Stored data
******

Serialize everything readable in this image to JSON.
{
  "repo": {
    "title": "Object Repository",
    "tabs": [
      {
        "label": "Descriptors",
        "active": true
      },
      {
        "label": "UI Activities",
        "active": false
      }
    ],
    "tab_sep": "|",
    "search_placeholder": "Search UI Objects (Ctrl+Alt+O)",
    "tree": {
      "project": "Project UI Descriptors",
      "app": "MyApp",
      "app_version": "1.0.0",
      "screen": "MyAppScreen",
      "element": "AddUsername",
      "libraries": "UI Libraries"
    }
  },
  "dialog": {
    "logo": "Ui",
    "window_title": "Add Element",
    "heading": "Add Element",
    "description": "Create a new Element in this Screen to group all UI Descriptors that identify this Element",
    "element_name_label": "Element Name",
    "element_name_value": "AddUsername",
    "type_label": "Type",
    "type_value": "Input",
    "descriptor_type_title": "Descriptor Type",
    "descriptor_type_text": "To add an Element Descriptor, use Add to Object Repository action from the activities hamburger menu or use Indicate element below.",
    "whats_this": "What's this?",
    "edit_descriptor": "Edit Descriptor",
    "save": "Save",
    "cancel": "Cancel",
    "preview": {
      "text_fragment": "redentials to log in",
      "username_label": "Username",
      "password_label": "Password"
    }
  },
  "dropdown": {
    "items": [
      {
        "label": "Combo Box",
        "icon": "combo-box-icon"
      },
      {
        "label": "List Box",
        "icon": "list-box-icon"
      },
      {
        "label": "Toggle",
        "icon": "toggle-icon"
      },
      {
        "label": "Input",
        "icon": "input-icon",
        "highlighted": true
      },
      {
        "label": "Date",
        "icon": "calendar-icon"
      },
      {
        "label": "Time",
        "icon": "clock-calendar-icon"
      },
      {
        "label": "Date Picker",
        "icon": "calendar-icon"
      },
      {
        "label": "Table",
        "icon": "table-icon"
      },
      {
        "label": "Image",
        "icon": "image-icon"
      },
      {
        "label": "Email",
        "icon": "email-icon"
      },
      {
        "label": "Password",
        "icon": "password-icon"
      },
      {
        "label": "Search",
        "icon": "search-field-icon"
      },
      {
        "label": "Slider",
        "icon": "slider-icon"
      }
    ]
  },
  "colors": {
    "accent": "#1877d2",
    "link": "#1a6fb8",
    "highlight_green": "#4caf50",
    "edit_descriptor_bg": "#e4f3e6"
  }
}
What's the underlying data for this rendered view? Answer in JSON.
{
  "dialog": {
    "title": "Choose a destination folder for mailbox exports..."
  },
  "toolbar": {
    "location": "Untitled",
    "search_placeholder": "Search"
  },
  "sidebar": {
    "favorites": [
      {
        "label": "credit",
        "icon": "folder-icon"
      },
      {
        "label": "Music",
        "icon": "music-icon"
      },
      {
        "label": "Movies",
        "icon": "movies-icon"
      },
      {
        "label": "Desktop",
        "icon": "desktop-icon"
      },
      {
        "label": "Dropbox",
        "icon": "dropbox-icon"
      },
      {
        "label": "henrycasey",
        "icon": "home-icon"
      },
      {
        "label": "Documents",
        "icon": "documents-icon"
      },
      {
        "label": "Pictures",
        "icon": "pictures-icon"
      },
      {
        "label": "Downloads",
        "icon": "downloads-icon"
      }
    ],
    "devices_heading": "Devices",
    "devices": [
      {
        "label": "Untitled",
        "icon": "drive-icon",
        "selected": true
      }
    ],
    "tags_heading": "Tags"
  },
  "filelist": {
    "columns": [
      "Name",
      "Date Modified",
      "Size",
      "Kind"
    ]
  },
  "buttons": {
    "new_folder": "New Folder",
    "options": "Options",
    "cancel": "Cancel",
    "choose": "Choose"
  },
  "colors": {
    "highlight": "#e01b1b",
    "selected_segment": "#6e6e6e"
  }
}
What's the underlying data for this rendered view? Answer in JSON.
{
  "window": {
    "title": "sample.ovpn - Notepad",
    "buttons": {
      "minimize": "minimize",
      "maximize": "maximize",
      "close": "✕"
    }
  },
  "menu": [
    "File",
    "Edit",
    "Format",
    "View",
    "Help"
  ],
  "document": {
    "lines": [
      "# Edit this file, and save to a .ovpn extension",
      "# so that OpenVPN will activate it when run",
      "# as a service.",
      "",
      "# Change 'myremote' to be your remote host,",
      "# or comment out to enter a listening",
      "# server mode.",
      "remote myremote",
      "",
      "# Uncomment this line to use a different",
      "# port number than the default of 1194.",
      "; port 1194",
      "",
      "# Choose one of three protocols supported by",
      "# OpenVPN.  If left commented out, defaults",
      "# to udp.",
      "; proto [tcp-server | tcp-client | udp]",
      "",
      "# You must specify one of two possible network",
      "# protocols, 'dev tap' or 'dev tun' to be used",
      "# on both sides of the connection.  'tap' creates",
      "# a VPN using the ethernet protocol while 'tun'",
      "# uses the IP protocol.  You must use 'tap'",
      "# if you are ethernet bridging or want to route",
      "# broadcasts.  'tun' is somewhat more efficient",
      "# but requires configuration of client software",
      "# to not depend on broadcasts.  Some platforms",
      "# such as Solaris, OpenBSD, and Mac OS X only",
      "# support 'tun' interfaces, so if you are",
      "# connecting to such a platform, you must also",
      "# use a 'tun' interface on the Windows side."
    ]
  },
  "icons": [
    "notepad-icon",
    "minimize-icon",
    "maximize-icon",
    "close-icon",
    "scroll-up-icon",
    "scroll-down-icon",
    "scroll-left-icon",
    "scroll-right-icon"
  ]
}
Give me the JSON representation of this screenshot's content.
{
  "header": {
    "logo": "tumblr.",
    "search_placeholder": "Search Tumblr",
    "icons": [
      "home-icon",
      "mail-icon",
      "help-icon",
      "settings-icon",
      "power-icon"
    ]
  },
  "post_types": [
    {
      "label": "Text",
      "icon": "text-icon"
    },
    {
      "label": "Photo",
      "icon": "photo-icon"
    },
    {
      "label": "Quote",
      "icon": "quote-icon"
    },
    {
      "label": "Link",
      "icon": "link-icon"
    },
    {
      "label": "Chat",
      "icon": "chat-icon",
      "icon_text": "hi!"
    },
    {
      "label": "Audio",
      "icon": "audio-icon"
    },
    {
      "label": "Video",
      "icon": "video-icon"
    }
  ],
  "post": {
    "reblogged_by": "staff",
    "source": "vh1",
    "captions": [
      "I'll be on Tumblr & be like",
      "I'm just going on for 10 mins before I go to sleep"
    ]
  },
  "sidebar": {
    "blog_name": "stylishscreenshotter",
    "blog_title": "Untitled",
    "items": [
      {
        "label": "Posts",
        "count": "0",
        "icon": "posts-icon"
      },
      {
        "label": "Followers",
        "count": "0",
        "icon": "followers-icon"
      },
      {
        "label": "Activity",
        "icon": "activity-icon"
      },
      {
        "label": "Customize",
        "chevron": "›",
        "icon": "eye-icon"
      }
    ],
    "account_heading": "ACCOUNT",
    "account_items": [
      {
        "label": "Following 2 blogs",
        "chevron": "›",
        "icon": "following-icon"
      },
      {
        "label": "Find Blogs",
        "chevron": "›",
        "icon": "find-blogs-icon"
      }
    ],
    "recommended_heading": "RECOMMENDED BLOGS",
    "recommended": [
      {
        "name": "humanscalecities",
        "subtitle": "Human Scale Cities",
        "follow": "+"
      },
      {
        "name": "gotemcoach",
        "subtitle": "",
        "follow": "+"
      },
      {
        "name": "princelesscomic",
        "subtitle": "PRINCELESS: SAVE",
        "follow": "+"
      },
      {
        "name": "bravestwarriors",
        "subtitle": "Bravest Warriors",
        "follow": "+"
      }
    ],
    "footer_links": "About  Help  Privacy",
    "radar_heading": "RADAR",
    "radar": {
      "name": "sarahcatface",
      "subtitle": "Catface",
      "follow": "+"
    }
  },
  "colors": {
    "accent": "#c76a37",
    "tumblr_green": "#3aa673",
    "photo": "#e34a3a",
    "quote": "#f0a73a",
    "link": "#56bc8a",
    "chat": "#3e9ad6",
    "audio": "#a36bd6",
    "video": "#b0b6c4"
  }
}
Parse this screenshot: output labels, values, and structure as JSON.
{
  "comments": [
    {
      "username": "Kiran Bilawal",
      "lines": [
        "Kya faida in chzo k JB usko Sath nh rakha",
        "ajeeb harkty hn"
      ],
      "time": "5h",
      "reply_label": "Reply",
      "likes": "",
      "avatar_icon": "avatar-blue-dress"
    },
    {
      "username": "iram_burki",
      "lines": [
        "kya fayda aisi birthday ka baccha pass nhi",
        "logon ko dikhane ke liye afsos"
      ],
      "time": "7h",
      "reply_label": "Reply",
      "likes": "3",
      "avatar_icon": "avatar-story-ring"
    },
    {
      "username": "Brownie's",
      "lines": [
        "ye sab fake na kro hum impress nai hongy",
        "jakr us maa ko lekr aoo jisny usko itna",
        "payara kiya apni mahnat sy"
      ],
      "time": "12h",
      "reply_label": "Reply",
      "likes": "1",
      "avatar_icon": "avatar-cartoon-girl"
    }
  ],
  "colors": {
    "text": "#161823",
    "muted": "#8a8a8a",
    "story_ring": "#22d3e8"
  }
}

******

● **Aim of the task**
Extract, exactly as they appear, the lines from the one containing "Parse this screenshot: output" through the final line.

● **The output**
Parse this screenshot: output labels, values, and structure as JSON.
{
  "comments": [
    {
      "username": "Kiran Bilawal",
      "lines": [
        "Kya faida in chzo k JB usko Sath nh rakha",
        "ajeeb harkty hn"
      ],
      "time": "5h",
      "reply_label": "Reply",
      "likes": "",
      "avatar_icon": "avatar-blue-dress"
    },
    {
      "username": "iram_burki",
      "lines": [
        "kya fayda aisi birthday ka baccha pass nhi",
        "logon ko dikhane ke liye afsos"
      ],
      "time": "7h",
      "reply_label": "Reply",
      "likes": "3",
      "avatar_icon": "avatar-story-ring"
    },
    {
      "username": "Brownie's",
      "lines": [
        "ye sab fake na kro hum impress nai hongy",
        "jakr us maa ko lekr aoo jisny usko itna",
        "payara kiya apni mahnat sy"
      ],
      "time": "12h",
      "reply_label": "Reply",
      "likes": "1",
      "avatar_icon": "avatar-cartoon-girl"
    }
  ],
  "colors": {
    "text": "#161823",
    "muted": "#8a8a8a",
    "story_ring": "#22d3e8"
  }
}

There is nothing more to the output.